PROBLEM STATEMENT >> Only a number is wanted. Count the lines holding the string "subsp".

##### DATA SECTION #####

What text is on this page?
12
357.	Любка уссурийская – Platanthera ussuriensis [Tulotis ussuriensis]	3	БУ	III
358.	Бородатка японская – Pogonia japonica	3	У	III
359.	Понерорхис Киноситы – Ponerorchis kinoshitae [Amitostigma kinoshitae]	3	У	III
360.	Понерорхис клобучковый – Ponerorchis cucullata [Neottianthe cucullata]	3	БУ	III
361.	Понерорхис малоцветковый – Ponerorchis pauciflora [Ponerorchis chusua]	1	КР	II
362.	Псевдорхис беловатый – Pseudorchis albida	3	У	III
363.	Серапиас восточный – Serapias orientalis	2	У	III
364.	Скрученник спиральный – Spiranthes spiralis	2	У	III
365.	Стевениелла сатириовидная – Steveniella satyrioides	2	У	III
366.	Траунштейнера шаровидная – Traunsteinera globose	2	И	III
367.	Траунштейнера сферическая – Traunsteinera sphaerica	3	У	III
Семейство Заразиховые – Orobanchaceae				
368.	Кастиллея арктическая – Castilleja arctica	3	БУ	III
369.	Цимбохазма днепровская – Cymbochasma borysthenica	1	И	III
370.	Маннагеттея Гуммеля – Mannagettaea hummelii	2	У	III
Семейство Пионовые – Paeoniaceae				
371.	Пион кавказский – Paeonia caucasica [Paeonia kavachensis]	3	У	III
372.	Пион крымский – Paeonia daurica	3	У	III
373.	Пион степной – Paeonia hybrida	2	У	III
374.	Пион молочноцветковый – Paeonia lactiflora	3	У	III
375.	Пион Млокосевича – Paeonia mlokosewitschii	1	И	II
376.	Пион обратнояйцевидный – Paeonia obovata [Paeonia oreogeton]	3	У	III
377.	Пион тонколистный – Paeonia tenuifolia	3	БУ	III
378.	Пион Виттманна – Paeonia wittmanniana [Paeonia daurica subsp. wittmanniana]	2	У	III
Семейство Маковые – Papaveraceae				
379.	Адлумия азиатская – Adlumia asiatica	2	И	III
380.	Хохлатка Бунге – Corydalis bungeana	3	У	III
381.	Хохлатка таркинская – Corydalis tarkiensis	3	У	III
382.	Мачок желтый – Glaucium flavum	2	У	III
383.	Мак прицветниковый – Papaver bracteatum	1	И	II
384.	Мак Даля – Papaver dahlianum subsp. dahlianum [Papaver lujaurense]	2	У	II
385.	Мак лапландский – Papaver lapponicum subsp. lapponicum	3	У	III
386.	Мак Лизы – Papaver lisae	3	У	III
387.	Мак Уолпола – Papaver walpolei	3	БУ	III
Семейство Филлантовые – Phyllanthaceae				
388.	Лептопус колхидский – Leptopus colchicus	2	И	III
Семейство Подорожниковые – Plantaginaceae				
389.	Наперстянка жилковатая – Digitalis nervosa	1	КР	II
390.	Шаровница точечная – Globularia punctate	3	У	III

#####

SOLUTION FOR THIS PROBLEM >> 3